Dataset records:

-------

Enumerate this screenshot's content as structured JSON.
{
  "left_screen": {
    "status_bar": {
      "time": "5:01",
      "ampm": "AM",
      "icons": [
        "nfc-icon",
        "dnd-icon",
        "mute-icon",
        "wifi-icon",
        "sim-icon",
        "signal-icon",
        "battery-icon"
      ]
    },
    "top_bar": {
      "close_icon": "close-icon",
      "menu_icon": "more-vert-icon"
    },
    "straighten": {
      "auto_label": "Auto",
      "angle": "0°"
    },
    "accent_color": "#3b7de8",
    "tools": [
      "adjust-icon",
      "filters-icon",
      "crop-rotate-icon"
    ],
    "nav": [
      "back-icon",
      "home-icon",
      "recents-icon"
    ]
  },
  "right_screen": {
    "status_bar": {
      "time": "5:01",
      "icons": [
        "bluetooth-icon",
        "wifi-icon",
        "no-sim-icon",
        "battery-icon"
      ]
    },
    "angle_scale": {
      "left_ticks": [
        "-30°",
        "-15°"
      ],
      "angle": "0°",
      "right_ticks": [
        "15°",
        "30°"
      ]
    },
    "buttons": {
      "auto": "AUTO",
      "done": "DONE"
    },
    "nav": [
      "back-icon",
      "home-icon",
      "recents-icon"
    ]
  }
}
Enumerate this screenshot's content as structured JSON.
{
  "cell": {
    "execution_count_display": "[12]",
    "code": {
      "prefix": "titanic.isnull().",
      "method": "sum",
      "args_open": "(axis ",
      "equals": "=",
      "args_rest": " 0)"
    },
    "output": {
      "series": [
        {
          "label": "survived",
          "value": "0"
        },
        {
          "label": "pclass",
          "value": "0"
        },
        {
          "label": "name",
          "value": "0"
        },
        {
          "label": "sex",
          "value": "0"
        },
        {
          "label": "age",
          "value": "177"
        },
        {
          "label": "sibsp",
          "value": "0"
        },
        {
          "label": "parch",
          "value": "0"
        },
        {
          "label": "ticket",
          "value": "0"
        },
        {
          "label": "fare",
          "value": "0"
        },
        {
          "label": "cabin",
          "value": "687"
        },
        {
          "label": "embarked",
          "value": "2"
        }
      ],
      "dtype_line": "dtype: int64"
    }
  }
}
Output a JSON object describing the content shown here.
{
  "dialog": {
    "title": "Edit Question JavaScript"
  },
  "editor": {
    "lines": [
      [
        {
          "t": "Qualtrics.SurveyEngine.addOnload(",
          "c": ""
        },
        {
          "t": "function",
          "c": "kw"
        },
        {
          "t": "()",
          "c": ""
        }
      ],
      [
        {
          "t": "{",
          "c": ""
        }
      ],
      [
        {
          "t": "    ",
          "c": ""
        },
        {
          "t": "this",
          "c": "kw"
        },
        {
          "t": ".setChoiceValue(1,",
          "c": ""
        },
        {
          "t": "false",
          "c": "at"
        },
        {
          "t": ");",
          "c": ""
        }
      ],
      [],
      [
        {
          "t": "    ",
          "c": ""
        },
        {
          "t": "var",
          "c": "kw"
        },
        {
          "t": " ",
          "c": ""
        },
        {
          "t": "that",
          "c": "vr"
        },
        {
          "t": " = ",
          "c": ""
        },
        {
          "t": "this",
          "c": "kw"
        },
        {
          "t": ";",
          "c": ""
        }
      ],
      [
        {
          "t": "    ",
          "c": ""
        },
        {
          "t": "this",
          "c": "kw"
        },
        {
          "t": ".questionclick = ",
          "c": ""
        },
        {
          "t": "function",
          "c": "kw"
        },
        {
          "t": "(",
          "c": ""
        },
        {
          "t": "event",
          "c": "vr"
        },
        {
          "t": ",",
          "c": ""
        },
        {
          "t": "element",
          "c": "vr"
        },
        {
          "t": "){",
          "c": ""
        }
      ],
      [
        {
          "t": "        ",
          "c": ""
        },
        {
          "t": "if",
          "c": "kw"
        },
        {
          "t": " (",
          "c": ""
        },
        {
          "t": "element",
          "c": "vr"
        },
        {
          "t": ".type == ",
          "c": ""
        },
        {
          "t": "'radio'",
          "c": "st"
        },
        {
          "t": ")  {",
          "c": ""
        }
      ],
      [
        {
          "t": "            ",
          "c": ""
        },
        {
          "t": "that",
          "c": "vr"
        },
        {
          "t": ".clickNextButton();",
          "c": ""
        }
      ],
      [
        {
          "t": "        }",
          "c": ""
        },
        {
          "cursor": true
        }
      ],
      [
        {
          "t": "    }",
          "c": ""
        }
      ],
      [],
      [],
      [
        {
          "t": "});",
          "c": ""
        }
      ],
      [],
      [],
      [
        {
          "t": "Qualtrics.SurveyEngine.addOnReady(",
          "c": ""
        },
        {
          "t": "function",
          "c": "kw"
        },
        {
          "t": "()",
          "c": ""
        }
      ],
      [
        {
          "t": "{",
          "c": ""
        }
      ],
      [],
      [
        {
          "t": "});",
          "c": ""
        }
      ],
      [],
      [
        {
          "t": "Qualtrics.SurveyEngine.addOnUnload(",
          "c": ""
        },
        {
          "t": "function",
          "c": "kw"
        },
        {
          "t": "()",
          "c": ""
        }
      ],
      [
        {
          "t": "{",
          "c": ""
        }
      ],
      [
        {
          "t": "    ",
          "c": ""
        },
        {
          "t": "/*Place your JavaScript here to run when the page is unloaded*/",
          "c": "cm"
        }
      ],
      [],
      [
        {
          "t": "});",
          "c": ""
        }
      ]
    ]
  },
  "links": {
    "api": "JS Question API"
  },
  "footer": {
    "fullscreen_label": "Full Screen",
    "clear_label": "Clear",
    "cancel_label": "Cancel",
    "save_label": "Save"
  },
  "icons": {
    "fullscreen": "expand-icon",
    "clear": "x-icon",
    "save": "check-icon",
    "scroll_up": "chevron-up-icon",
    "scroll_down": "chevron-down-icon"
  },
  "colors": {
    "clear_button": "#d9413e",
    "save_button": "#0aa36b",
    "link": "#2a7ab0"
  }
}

-------

All of the data shown above must be copied exactly.

▸ SOLUTION TO THE PROBLEM
Enumerate this screenshot's content as structured JSON.
{
  "left_screen": {
    "status_bar": {
      "time": "5:01",
      "ampm": "AM",
      "icons": [
        "nfc-icon",
        "dnd-icon",
        "mute-icon",
        "wifi-icon",
        "sim-icon",
        "signal-icon",
        "battery-icon"
      ]
    },
    "top_bar": {
      "close_icon": "close-icon",
      "menu_icon": "more-vert-icon"
    },
    "straighten": {
      "auto_label": "Auto",
      "angle": "0°"
    },
    "accent_color": "#3b7de8",
    "tools": [
      "adjust-icon",
      "filters-icon",
      "crop-rotate-icon"
    ],
    "nav": [
      "back-icon",
      "home-icon",
      "recents-icon"
    ]
  },
  "right_screen": {
    "status_bar": {
      "time": "5:01",
      "icons": [
        "bluetooth-icon",
        "wifi-icon",
        "no-sim-icon",
        "battery-icon"
      ]
    },
    "angle_scale": {
      "left_ticks": [
        "-30°",
        "-15°"
      ],
      "angle": "0°",
      "right_ticks": [
        "15°",
        "30°"
      ]
    },
    "buttons": {
      "auto": "AUTO",
      "done": "DONE"
    },
    "nav": [
      "back-icon",
      "home-icon",
      "recents-icon"
    ]
  }
}
Enumerate this screenshot's content as structured JSON.
{
  "cell": {
    "execution_count_display": "[12]",
    "code": {
      "prefix": "titanic.isnull().",
      "method": "sum",
      "args_open": "(axis ",
      "equals": "=",
      "args_rest": " 0)"
    },
    "output": {
      "series": [
        {
          "label": "survived",
          "value": "0"
        },
        {
          "label": "pclass",
          "value": "0"
        },
        {
          "label": "name",
          "value": "0"
        },
        {
          "label": "sex",
          "value": "0"
        },
        {
          "label": "age",
          "value": "177"
        },
        {
          "label": "sibsp",
          "value": "0"
        },
        {
          "label": "parch",
          "value": "0"
        },
        {
          "label": "ticket",
          "value": "0"
        },
        {
          "label": "fare",
          "value": "0"
        },
        {
          "label": "cabin",
          "value": "687"
        },
        {
          "label": "embarked",
          "value": "2"
        }
      ],
      "dtype_line": "dtype: int64"
    }
  }
}
Output a JSON object describing the content shown here.
{
  "dialog": {
    "title": "Edit Question JavaScript"
  },
  "editor": {
    "lines": [
      [
        {
          "t": "Qualtrics.SurveyEngine.addOnload(",
          "c": ""
        },
        {
          "t": "function",
          "c": "kw"
        },
        {
          "t": "()",
          "c": ""
        }
      ],
      [
        {
          "t": "{",
          "c": ""
        }
      ],
      [
        {
          "t": "    ",
          "c": ""
        },
        {
          "t": "this",
          "c": "kw"
        },
        {
          "t": ".setChoiceValue(1,",
          "c": ""
        },
        {
          "t": "false",
          "c": "at"
        },
        {
          "t": ");",
          "c": ""
        }
      ],
      [],
      [
        {
          "t": "    ",
          "c": ""
        },
        {
          "t": "var",
          "c": "kw"
        },
        {
          "t": " ",
          "c": ""
        },
        {
          "t": "that",
          "c": "vr"
        },
        {
          "t": " = ",
          "c": ""
        },
        {
          "t": "this",
          "c": "kw"
        },
        {
          "t": ";",
          "c": ""
        }
      ],
      [
        {
          "t": "    ",
          "c": ""
        },
        {
          "t": "this",
          "c": "kw"
        },
        {
          "t": ".questionclick = ",
          "c": ""
        },
        {
          "t": "function",
          "c": "kw"
        },
        {
          "t": "(",
          "c": ""
        },
        {
          "t": "event",
          "c": "vr"
        },
        {
          "t": ",",
          "c": ""
        },
        {
          "t": "element",
          "c": "vr"
        },
        {
          "t": "){",
          "c": ""
        }
      ],
      [
        {
          "t": "        ",
          "c": ""
        },
        {
          "t": "if",
          "c": "kw"
        },
        {
          "t": " (",
          "c": ""
        },
        {
          "t": "element",
          "c": "vr"
        },
        {
          "t": ".type == ",
          "c": ""
        },
        {
          "t": "'radio'",
          "c": "st"
        },
        {
          "t": ")  {",
          "c": ""
        }
      ],
      [
        {
          "t": "            ",
          "c": ""
        },
        {
          "t": "that",
          "c": "vr"
        },
        {
          "t": ".clickNextButton();",
          "c": ""
        }
      ],
      [
        {
          "t": "        }",
          "c": ""
        },
        {
          "cursor": true
        }
      ],
      [
        {
          "t": "    }",
          "c": ""
        }
      ],
      [],
      [],
      [
        {
          "t": "});",
          "c": ""
        }
      ],
      [],
      [],
      [
        {
          "t": "Qualtrics.SurveyEngine.addOnReady(",
          "c": ""
        },
        {
          "t": "function",
          "c": "kw"
        },
        {
          "t": "()",
          "c": ""
        }
      ],
      [
        {
          "t": "{",
          "c": ""
        }
      ],
      [],
      [
        {
          "t": "});",
          "c": ""
        }
      ],
      [],
      [
        {
          "t": "Qualtrics.SurveyEngine.addOnUnload(",
          "c": ""
        },
        {
          "t": "function",
          "c": "kw"
        },
        {
          "t": "()",
          "c": ""
        }
      ],
      [
        {
          "t": "{",
          "c": ""
        }
      ],
      [
        {
          "t": "    ",
          "c": ""
        },
        {
          "t": "/*Place your JavaScript here to run when the page is unloaded*/",
          "c": "cm"
        }
      ],
      [],
      [
        {
          "t": "});",
          "c": ""
        }
      ]
    ]
  },
  "links": {
    "api": "JS Question API"
  },
  "footer": {
    "fullscreen_label": "Full Screen",
    "clear_label": "Clear",
    "cancel_label": "Cancel",
    "save_label": "Save"
  },
  "icons": {
    "fullscreen": "expand-icon",
    "clear": "x-icon",
    "save": "check-icon",
    "scroll_up": "chevron-up-icon",
    "scroll_down": "chevron-down-icon"
  },
  "colors": {
    "clear_button": "#d9413e",
    "save_button": "#0aa36b",
    "link": "#2a7ab0"
  }
}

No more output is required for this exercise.